Exercise =
Count every line in the entries that follow where the word "Network" appears, then state only the total.

Data for this task =
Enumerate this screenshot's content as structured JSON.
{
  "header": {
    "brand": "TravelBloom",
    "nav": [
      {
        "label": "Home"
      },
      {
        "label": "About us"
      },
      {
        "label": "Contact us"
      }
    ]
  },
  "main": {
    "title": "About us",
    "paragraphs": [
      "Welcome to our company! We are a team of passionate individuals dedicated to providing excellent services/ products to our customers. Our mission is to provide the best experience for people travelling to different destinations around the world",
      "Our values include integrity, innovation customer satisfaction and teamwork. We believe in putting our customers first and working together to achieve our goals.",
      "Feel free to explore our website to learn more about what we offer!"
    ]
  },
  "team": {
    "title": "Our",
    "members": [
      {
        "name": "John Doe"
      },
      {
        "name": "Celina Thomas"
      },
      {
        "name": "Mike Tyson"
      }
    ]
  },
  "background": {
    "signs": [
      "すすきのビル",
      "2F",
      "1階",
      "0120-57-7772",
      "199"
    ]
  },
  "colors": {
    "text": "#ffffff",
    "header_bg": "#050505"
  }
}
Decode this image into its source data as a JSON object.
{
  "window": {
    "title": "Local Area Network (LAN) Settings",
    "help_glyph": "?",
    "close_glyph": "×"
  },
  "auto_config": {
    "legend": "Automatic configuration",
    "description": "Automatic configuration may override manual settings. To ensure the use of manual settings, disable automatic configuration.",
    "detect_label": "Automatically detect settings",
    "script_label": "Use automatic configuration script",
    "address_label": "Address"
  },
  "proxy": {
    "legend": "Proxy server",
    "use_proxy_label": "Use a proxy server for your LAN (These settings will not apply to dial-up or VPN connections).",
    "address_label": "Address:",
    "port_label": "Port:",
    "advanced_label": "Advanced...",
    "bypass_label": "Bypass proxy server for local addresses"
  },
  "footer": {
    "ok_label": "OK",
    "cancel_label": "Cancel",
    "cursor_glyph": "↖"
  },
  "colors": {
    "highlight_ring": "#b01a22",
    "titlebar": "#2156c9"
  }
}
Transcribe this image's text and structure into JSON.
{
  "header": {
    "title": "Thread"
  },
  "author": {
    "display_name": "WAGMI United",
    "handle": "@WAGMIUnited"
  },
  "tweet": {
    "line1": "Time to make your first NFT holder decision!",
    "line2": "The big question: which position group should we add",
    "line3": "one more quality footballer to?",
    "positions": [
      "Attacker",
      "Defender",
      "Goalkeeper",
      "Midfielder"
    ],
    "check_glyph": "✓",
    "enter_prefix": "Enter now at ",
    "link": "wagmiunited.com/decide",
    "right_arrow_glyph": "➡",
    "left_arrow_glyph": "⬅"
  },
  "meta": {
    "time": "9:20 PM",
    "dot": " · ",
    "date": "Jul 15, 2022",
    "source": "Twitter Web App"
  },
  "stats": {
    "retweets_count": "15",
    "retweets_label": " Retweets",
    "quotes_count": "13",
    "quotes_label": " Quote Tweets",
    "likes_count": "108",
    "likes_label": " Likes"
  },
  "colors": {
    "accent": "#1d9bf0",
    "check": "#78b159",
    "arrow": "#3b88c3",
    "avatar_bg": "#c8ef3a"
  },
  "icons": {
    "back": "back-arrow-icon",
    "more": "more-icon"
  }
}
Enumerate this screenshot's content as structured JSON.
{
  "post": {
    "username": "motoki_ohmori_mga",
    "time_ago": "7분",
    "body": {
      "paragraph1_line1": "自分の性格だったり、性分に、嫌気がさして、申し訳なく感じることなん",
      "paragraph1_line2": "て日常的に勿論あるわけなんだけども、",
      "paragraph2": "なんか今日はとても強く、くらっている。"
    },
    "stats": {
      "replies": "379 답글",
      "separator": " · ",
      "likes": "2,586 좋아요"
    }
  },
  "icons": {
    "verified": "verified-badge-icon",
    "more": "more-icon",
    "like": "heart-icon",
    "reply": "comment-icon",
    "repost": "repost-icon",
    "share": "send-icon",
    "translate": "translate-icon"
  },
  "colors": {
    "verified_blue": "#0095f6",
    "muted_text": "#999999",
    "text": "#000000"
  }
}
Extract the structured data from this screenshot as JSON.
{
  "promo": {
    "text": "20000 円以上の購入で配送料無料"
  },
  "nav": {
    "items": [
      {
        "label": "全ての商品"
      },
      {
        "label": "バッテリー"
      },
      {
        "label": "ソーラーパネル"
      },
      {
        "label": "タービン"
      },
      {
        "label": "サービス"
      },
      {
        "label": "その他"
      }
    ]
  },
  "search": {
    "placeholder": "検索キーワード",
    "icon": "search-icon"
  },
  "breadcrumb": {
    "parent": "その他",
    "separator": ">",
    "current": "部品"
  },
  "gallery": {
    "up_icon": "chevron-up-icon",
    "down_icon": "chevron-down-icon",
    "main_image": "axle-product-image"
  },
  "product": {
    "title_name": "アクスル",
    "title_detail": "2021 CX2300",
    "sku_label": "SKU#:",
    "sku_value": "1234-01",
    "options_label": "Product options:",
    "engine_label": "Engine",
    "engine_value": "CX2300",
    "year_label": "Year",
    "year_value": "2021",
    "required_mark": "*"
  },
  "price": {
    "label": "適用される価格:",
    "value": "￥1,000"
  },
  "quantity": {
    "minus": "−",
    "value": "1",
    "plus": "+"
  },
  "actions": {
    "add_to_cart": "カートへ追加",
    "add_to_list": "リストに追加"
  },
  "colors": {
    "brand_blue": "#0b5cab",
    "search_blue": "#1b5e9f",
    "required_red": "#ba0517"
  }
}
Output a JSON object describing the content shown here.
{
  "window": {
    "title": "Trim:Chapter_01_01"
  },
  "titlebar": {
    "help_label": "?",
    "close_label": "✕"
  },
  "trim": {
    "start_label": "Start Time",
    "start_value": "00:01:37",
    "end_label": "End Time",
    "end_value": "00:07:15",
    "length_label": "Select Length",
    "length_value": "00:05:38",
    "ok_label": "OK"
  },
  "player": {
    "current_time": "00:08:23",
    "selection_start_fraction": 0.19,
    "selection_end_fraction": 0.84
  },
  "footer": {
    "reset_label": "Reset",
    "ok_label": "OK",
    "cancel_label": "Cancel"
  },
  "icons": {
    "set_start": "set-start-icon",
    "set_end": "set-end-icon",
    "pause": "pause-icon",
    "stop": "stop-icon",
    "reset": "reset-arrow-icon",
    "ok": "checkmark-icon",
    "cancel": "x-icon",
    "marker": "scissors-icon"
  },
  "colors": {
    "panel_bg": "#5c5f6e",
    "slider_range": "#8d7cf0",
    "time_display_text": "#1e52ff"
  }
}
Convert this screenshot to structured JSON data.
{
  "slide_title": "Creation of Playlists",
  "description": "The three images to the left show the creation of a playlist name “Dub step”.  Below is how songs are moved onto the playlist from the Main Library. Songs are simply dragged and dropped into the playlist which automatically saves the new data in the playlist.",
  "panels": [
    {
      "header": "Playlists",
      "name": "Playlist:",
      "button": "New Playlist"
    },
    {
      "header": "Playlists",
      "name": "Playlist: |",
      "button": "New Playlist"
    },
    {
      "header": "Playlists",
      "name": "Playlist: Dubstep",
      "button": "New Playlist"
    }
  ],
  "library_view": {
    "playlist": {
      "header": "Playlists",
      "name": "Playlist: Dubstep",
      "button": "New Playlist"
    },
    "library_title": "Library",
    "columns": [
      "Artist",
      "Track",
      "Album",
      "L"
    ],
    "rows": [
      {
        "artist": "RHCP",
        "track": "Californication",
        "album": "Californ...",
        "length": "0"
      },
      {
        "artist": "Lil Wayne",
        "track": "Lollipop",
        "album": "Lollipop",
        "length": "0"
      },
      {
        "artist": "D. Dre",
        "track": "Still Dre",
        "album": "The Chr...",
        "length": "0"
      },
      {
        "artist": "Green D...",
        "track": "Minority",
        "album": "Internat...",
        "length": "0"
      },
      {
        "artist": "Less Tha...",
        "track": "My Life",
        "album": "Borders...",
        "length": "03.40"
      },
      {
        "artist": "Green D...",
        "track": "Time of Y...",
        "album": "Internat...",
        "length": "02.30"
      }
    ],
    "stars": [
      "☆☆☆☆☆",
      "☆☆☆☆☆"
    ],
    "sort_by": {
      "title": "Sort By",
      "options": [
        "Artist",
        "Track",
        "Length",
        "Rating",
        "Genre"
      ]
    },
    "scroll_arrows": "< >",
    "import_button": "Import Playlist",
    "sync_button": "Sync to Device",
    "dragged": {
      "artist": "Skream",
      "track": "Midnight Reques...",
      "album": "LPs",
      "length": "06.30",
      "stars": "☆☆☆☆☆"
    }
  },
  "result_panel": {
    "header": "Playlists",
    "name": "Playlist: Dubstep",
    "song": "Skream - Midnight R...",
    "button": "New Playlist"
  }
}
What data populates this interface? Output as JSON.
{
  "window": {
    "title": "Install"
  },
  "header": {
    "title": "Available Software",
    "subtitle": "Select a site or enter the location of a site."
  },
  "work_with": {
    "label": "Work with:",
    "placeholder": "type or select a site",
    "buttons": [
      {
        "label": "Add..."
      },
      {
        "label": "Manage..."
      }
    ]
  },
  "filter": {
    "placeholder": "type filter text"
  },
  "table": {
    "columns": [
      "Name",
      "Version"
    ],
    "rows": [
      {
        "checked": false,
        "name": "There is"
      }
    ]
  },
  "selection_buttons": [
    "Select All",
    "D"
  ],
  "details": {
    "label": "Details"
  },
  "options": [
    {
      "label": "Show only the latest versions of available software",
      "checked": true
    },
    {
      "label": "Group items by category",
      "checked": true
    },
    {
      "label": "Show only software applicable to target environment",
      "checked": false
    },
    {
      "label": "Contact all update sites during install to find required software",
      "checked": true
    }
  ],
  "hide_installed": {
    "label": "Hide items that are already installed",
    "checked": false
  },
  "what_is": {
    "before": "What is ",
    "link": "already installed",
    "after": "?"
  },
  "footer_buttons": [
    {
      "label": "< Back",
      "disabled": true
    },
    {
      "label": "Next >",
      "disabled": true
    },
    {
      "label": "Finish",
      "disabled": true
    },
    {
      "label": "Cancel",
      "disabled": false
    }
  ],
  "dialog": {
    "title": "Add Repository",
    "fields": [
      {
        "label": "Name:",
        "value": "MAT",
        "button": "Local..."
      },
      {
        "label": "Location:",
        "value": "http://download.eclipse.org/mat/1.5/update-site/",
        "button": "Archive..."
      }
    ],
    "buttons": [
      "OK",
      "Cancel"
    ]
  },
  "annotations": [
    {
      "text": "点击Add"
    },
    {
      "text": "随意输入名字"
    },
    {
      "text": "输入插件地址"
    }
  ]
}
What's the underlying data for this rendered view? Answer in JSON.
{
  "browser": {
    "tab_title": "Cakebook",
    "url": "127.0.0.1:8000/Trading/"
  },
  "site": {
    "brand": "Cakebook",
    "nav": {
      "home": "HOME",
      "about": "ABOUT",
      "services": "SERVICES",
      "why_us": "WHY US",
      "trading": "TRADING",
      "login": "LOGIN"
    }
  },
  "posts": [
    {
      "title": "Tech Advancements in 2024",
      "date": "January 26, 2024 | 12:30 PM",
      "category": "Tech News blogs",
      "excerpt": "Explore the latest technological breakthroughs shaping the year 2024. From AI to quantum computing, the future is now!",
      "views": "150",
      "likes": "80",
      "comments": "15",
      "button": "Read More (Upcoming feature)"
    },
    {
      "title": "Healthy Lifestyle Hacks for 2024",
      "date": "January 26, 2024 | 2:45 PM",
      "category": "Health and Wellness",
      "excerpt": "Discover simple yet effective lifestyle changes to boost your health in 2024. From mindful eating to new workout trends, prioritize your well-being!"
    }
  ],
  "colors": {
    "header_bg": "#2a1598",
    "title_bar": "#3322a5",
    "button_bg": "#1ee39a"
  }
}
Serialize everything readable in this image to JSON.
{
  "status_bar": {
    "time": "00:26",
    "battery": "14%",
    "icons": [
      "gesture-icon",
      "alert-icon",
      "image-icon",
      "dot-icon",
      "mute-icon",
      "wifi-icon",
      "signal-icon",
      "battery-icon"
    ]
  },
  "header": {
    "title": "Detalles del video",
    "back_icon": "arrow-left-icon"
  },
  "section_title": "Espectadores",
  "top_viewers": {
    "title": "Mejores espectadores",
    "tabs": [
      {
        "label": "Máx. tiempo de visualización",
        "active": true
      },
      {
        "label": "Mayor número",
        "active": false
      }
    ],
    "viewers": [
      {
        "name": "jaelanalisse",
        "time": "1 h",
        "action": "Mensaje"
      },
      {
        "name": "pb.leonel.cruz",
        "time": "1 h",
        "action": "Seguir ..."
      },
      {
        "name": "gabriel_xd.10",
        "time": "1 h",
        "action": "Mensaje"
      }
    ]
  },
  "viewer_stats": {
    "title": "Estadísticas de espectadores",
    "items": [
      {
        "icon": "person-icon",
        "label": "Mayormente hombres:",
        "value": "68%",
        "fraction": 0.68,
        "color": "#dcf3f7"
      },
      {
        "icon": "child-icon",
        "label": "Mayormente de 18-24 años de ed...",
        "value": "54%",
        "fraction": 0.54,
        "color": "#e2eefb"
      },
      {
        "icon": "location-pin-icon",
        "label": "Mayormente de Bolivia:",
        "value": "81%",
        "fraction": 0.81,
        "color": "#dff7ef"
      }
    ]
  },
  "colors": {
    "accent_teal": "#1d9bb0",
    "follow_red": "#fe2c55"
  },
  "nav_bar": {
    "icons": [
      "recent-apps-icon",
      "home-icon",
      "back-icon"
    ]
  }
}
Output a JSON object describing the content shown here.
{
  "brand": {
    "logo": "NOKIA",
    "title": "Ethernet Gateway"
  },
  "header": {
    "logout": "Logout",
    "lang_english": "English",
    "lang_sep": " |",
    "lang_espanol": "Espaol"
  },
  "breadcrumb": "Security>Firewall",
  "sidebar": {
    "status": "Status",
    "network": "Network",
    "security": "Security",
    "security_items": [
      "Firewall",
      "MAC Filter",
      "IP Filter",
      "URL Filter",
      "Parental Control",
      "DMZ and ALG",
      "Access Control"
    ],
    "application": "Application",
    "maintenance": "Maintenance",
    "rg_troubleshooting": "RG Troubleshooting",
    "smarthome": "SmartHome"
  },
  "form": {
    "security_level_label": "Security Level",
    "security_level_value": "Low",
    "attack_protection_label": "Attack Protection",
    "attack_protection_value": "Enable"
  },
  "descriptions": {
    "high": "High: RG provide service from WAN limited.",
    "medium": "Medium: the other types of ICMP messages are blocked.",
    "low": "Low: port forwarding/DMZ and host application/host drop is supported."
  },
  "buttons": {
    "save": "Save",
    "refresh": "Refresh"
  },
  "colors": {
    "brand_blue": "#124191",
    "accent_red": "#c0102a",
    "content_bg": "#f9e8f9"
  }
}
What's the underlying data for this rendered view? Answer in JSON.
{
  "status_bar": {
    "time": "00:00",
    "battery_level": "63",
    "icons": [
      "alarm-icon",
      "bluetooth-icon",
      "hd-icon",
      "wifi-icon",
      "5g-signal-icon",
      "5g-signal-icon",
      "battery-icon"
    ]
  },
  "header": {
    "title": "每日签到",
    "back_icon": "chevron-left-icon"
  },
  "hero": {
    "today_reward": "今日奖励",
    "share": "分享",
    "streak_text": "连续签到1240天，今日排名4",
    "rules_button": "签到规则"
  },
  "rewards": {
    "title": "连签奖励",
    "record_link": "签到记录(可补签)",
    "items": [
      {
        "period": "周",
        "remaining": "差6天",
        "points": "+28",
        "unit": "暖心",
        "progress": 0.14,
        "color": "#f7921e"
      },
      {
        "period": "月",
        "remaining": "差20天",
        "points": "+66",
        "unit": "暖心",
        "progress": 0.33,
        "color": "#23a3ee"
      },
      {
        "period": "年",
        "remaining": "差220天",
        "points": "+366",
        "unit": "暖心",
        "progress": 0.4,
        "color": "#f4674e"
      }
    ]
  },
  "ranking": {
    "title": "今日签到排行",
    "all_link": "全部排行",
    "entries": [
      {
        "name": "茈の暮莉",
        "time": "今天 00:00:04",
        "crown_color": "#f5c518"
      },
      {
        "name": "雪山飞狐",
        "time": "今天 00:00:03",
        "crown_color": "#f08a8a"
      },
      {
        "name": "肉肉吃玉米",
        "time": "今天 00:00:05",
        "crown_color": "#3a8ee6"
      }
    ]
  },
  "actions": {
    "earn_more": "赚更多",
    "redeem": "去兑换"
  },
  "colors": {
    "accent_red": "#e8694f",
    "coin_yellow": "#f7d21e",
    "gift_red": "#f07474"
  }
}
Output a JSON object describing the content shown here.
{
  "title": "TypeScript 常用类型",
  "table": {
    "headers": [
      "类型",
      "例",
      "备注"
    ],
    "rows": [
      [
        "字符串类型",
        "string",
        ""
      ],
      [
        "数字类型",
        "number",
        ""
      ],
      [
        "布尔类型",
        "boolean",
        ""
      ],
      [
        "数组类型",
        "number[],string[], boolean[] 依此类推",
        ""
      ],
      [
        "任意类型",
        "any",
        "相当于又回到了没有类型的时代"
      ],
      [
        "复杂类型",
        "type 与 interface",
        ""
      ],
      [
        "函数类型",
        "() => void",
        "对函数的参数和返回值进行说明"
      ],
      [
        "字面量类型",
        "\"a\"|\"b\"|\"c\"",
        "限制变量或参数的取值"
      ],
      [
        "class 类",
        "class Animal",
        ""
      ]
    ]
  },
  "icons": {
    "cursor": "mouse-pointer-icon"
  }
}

Written answer =
2